#### [PROBLEM DESCRIPTION]
Search the records below for the word "按要求完成句子练习". Pull out each line that has it.

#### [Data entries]
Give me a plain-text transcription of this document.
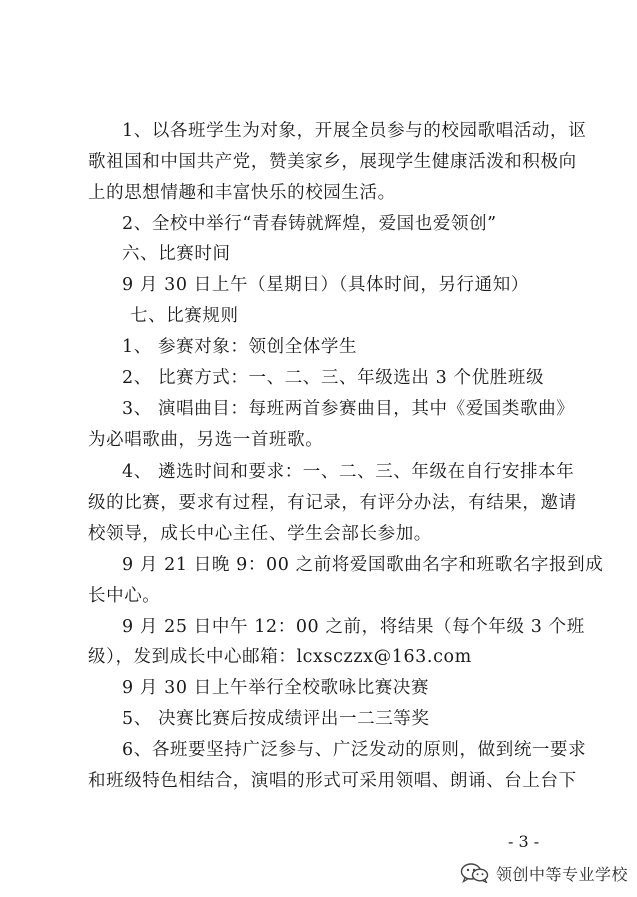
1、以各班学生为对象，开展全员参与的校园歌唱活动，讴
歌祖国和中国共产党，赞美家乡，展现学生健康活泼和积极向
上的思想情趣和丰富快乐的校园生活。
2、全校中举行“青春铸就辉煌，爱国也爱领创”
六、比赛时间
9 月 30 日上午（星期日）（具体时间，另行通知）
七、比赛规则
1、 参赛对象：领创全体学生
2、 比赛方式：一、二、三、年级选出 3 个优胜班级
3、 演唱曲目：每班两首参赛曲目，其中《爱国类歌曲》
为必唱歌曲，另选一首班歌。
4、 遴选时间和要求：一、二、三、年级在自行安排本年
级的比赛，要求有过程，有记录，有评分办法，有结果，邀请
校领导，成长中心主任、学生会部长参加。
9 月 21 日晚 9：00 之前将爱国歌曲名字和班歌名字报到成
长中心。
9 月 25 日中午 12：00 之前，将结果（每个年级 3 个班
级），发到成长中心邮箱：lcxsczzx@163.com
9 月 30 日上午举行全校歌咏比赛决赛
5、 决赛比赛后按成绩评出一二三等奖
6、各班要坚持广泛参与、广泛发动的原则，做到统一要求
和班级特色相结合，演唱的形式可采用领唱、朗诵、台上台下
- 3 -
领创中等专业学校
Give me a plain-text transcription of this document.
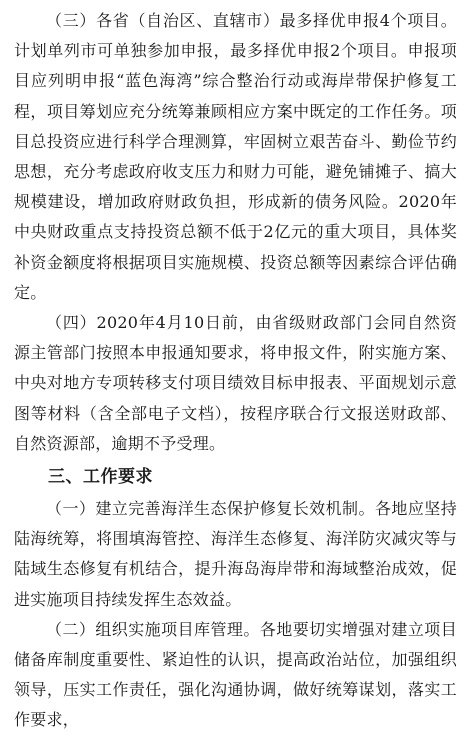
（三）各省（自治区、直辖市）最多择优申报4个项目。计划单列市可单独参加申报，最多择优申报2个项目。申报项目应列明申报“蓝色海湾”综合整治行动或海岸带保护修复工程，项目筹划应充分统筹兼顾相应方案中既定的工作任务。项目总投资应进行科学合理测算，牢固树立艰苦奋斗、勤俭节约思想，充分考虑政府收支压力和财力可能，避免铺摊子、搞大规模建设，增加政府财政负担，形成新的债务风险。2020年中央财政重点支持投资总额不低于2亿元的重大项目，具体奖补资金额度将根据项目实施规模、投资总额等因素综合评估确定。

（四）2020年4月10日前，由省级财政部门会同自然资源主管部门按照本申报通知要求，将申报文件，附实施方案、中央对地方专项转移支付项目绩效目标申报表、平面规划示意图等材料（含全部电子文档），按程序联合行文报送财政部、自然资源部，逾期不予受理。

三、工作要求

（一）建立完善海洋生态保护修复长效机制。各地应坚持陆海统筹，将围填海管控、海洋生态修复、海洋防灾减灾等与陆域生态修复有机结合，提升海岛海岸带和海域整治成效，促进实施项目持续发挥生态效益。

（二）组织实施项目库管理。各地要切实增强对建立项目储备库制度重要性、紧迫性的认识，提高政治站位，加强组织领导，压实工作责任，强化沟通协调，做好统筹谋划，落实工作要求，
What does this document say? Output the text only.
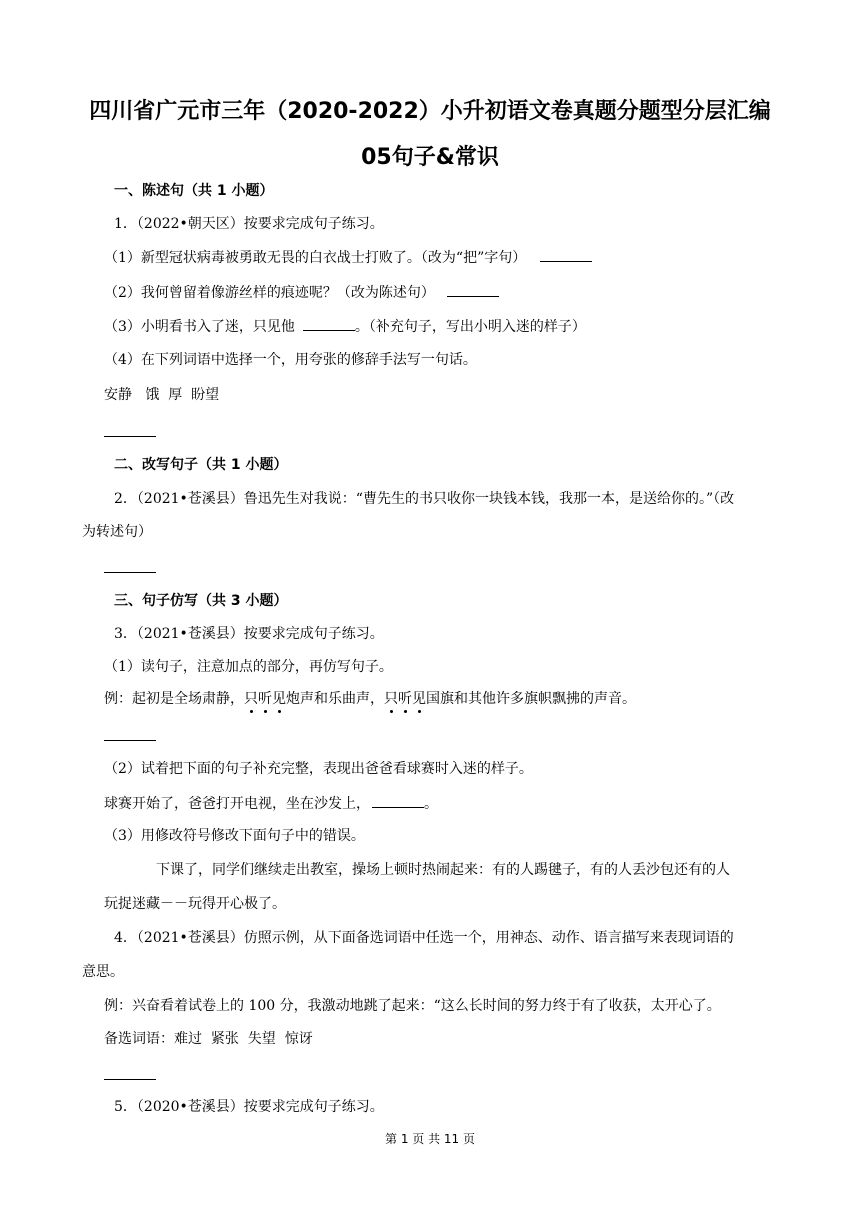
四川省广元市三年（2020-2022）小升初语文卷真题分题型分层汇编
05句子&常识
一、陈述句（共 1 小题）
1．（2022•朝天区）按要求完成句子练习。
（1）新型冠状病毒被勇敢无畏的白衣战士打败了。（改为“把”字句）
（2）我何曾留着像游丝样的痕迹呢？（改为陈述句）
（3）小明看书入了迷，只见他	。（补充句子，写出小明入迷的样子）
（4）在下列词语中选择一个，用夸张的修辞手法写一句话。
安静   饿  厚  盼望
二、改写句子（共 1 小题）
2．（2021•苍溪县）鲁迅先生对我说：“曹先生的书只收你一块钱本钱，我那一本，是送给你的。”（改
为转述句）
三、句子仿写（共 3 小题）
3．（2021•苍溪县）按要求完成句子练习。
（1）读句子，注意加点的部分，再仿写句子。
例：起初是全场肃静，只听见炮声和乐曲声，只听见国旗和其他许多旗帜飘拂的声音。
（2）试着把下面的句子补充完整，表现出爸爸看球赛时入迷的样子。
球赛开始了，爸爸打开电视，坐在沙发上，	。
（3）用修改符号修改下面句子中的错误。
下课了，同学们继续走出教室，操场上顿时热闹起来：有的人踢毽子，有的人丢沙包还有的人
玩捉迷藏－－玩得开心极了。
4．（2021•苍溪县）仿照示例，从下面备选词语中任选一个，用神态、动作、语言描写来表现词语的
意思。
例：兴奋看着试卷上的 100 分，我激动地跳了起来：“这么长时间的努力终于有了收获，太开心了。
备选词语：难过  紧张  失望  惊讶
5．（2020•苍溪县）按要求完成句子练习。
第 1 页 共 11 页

#### [REPLY TO THE TASK]
1．（2022•朝天区）按要求完成句子练习。
3．（2021•苍溪县）按要求完成句子练习。
5．（2020•苍溪县）按要求完成句子练习。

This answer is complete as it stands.